§ SHORT PROBLEM: Restate the entries below word for word, omitting nothing.

§ DATA FOR THIS TASK:
* begin *

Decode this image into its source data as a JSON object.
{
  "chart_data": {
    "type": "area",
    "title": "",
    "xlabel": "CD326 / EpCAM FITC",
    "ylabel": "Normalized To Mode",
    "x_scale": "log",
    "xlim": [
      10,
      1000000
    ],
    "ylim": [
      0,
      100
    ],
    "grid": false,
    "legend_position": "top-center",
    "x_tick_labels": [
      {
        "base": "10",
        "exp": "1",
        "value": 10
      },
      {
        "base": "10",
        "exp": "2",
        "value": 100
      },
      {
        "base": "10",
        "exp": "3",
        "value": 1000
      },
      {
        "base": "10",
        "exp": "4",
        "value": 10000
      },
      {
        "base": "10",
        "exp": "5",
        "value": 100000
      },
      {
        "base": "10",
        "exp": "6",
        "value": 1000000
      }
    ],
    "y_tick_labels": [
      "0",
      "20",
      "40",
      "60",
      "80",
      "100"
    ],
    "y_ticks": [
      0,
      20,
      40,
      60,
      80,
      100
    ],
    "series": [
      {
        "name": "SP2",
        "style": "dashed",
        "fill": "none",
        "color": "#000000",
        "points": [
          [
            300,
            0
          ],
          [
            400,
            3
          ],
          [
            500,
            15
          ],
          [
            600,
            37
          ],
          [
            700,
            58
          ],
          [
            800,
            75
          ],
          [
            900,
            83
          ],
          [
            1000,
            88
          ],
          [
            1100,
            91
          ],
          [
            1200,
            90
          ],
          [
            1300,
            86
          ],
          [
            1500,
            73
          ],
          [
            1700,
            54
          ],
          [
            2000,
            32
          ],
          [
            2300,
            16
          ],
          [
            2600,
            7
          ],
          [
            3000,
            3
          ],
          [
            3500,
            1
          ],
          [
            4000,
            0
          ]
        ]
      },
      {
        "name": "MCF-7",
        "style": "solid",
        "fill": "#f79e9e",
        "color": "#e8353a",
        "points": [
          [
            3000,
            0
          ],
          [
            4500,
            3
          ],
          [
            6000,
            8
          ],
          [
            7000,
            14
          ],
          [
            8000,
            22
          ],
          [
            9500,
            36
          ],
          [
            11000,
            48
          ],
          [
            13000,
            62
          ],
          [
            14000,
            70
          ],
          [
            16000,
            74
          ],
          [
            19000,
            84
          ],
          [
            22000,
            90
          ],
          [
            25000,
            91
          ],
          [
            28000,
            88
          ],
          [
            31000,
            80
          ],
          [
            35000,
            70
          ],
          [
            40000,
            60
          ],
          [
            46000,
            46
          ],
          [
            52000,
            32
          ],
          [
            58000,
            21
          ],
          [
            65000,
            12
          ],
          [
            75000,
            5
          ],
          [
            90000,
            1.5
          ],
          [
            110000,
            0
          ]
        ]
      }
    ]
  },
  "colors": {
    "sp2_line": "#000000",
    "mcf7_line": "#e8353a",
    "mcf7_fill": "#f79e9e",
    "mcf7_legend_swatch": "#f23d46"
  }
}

* end *

§ PROBLEM SOLUTION:
Decode this image into its source data as a JSON object.
{
  "chart_data": {
    "type": "area",
    "title": "",
    "xlabel": "CD326 / EpCAM FITC",
    "ylabel": "Normalized To Mode",
    "x_scale": "log",
    "xlim": [
      10,
      1000000
    ],
    "ylim": [
      0,
      100
    ],
    "grid": false,
    "legend_position": "top-center",
    "x_tick_labels": [
      {
        "base": "10",
        "exp": "1",
        "value": 10
      },
      {
        "base": "10",
        "exp": "2",
        "value": 100
      },
      {
        "base": "10",
        "exp": "3",
        "value": 1000
      },
      {
        "base": "10",
        "exp": "4",
        "value": 10000
      },
      {
        "base": "10",
        "exp": "5",
        "value": 100000
      },
      {
        "base": "10",
        "exp": "6",
        "value": 1000000
      }
    ],
    "y_tick_labels": [
      "0",
      "20",
      "40",
      "60",
      "80",
      "100"
    ],
    "y_ticks": [
      0,
      20,
      40,
      60,
      80,
      100
    ],
    "series": [
      {
        "name": "SP2",
        "style": "dashed",
        "fill": "none",
        "color": "#000000",
        "points": [
          [
            300,
            0
          ],
          [
            400,
            3
          ],
          [
            500,
            15
          ],
          [
            600,
            37
          ],
          [
            700,
            58
          ],
          [
            800,
            75
          ],
          [
            900,
            83
          ],
          [
            1000,
            88
          ],
          [
            1100,
            91
          ],
          [
            1200,
            90
          ],
          [
            1300,
            86
          ],
          [
            1500,
            73
          ],
          [
            1700,
            54
          ],
          [
            2000,
            32
          ],
          [
            2300,
            16
          ],
          [
            2600,
            7
          ],
          [
            3000,
            3
          ],
          [
            3500,
            1
          ],
          [
            4000,
            0
          ]
        ]
      },
      {
        "name": "MCF-7",
        "style": "solid",
        "fill": "#f79e9e",
        "color": "#e8353a",
        "points": [
          [
            3000,
            0
          ],
          [
            4500,
            3
          ],
          [
            6000,
            8
          ],
          [
            7000,
            14
          ],
          [
            8000,
            22
          ],
          [
            9500,
            36
          ],
          [
            11000,
            48
          ],
          [
            13000,
            62
          ],
          [
            14000,
            70
          ],
          [
            16000,
            74
          ],
          [
            19000,
            84
          ],
          [
            22000,
            90
          ],
          [
            25000,
            91
          ],
          [
            28000,
            88
          ],
          [
            31000,
            80
          ],
          [
            35000,
            70
          ],
          [
            40000,
            60
          ],
          [
            46000,
            46
          ],
          [
            52000,
            32
          ],
          [
            58000,
            21
          ],
          [
            65000,
            12
          ],
          [
            75000,
            5
          ],
          [
            90000,
            1.5
          ],
          [
            110000,
            0
          ]
        ]
      }
    ]
  },
  "colors": {
    "sp2_line": "#000000",
    "mcf7_line": "#e8353a",
    "mcf7_fill": "#f79e9e",
    "mcf7_legend_swatch": "#f23d46"
  }
}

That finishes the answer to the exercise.